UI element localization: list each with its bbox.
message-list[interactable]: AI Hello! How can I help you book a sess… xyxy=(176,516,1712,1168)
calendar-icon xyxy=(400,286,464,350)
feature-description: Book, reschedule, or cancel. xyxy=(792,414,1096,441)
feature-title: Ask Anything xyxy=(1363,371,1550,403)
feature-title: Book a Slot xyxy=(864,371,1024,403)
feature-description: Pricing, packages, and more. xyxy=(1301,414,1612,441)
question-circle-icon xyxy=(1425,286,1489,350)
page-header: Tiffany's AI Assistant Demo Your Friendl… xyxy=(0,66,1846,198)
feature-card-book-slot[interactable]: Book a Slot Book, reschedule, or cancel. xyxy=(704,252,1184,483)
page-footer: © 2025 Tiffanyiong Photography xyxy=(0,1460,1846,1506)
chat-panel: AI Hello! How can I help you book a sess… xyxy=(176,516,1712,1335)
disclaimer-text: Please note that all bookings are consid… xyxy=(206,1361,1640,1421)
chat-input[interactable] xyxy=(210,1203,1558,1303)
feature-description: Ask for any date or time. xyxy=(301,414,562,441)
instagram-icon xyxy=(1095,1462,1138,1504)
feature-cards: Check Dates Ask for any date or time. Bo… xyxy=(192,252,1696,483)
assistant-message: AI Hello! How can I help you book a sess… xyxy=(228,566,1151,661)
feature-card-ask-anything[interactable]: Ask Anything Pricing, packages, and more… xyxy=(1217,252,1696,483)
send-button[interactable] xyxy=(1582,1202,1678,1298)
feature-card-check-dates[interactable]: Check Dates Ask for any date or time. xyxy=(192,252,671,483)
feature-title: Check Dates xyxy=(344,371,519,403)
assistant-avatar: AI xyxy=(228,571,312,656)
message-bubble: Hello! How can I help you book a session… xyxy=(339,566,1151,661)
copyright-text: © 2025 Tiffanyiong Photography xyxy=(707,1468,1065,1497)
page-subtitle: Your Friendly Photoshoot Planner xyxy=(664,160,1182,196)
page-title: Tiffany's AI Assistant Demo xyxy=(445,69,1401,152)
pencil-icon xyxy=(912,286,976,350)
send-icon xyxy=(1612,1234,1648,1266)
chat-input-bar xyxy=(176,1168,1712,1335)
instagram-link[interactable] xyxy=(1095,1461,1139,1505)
--
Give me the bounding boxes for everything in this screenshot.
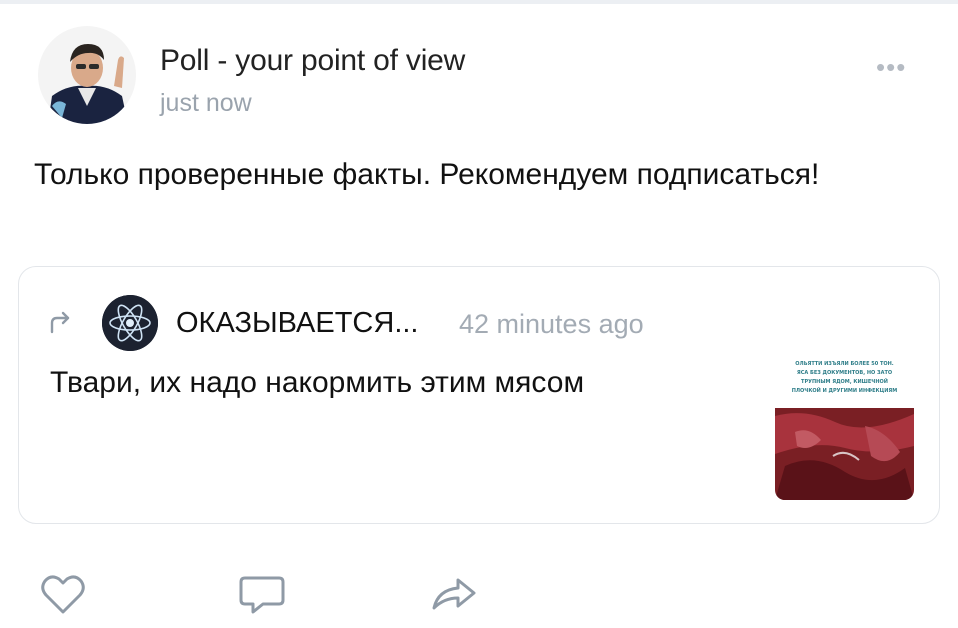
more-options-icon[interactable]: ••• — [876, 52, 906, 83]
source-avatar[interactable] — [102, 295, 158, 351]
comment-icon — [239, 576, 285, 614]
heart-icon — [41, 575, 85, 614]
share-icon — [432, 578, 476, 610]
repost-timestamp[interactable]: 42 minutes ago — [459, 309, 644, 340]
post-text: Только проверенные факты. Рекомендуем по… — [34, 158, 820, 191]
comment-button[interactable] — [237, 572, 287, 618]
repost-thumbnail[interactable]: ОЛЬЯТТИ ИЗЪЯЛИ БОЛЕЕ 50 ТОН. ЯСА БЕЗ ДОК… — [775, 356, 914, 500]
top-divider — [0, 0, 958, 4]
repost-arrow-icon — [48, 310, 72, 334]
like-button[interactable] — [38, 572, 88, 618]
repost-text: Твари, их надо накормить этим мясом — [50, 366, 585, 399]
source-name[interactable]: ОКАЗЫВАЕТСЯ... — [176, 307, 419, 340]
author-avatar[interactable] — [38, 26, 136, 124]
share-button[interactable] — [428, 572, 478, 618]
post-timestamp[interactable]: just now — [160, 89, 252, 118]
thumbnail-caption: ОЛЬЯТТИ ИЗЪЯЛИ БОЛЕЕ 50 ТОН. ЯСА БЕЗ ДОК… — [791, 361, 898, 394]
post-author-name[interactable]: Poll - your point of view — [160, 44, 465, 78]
--
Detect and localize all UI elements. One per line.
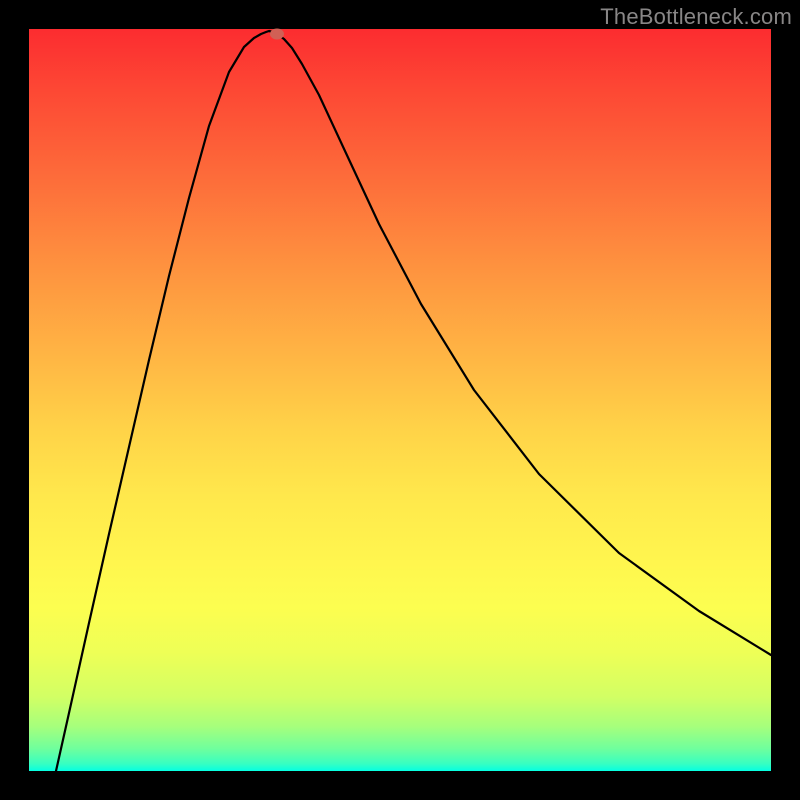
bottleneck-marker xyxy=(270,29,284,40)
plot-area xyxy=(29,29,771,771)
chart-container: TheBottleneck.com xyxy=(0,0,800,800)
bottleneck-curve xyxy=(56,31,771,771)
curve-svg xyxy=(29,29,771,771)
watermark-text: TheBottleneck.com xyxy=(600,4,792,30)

• _GIVEN PROBLEM_: Please print the listing lines again, unchanged, beginning with the line that contains "Give me the" and continuing through the line that contains "post-author-name[interactable]: Poll - your", both included. Leave out the picture.

• _TASK SOLUTION_:
Give me the bounding boxes for everything in this screenshot.
more-options-icon[interactable]: ••• — [876, 52, 906, 83]
source-avatar[interactable] — [102, 295, 158, 351]
comment-icon — [239, 576, 285, 614]
heart-icon — [41, 575, 85, 614]
share-icon — [432, 578, 476, 610]
repost-timestamp[interactable]: 42 minutes ago — [459, 309, 644, 340]
post-text: Только проверенные факты. Рекомендуем по… — [34, 158, 820, 191]
comment-button[interactable] — [237, 572, 287, 618]
repost-thumbnail[interactable]: ОЛЬЯТТИ ИЗЪЯЛИ БОЛЕЕ 50 ТОН. ЯСА БЕЗ ДОК… — [775, 356, 914, 500]
top-divider — [0, 0, 958, 4]
repost-arrow-icon — [48, 310, 72, 334]
like-button[interactable] — [38, 572, 88, 618]
repost-text: Твари, их надо накормить этим мясом — [50, 366, 585, 399]
source-name[interactable]: ОКАЗЫВАЕТСЯ... — [176, 307, 419, 340]
author-avatar[interactable] — [38, 26, 136, 124]
share-button[interactable] — [428, 572, 478, 618]
post-timestamp[interactable]: just now — [160, 89, 252, 118]
thumbnail-caption: ОЛЬЯТТИ ИЗЪЯЛИ БОЛЕЕ 50 ТОН. ЯСА БЕЗ ДОК… — [791, 361, 898, 394]
post-author-name[interactable]: Poll - your point of view — [160, 44, 465, 78]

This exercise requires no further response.